:: INPUT FOR THIS TASK ::
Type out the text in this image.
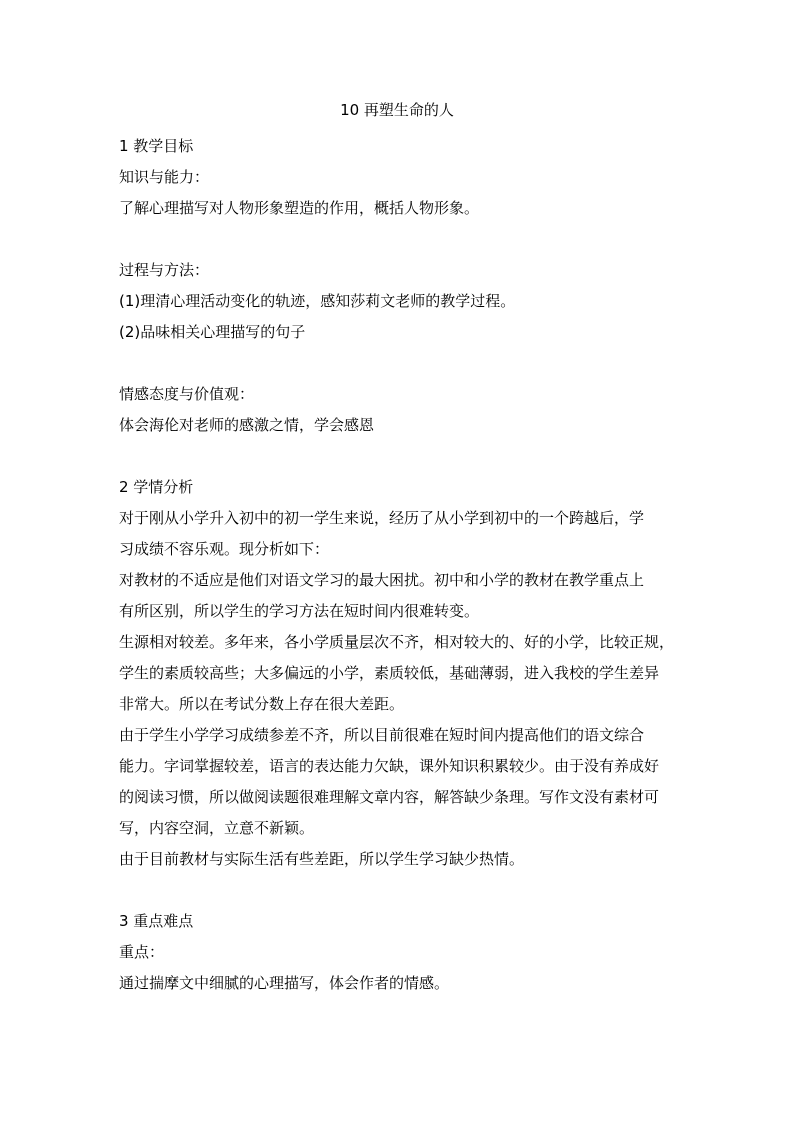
10 再塑生命的人
1 教学目标
知识与能力：
了解心理描写对人物形象塑造的作用，概括人物形象。
过程与方法：
(1)理清心理活动变化的轨迹，感知莎莉文老师的教学过程。
(2)品味相关心理描写的句子
情感态度与价值观：
体会海伦对老师的感激之情，学会感恩
2 学情分析
对于刚从小学升入初中的初一学生来说，经历了从小学到初中的一个跨越后，学
习成绩不容乐观。现分析如下：
对教材的不适应是他们对语文学习的最大困扰。初中和小学的教材在教学重点上
有所区别，所以学生的学习方法在短时间内很难转变。
生源相对较差。多年来，各小学质量层次不齐，相对较大的、好的小学，比较正规，
学生的素质较高些；大多偏远的小学，素质较低，基础薄弱，进入我校的学生差异
非常大。所以在考试分数上存在很大差距。
由于学生小学学习成绩参差不齐，所以目前很难在短时间内提高他们的语文综合
能力。字词掌握较差，语言的表达能力欠缺，课外知识积累较少。由于没有养成好
的阅读习惯，所以做阅读题很难理解文章内容，解答缺少条理。写作文没有素材可
写，内容空洞，立意不新颖。
由于目前教材与实际生活有些差距，所以学生学习缺少热情。
3 重点难点
重点：
通过揣摩文中细腻的心理描写，体会作者的情感。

:: EXERCISE INSTRUCTIONS ::
Retype the listing exactly. Pictures do not belong in the copy.

:: RIGHT ANSWER ::
Type out the text in this image.
10 再塑生命的人
1 教学目标
知识与能力：
了解心理描写对人物形象塑造的作用，概括人物形象。
过程与方法：
(1)理清心理活动变化的轨迹，感知莎莉文老师的教学过程。
(2)品味相关心理描写的句子
情感态度与价值观：
体会海伦对老师的感激之情，学会感恩
2 学情分析
对于刚从小学升入初中的初一学生来说，经历了从小学到初中的一个跨越后，学
习成绩不容乐观。现分析如下：
对教材的不适应是他们对语文学习的最大困扰。初中和小学的教材在教学重点上
有所区别，所以学生的学习方法在短时间内很难转变。
生源相对较差。多年来，各小学质量层次不齐，相对较大的、好的小学，比较正规，
学生的素质较高些；大多偏远的小学，素质较低，基础薄弱，进入我校的学生差异
非常大。所以在考试分数上存在很大差距。
由于学生小学学习成绩参差不齐，所以目前很难在短时间内提高他们的语文综合
能力。字词掌握较差，语言的表达能力欠缺，课外知识积累较少。由于没有养成好
的阅读习惯，所以做阅读题很难理解文章内容，解答缺少条理。写作文没有素材可
写，内容空洞，立意不新颖。
由于目前教材与实际生活有些差距，所以学生学习缺少热情。
3 重点难点
重点：
通过揣摩文中细腻的心理描写，体会作者的情感。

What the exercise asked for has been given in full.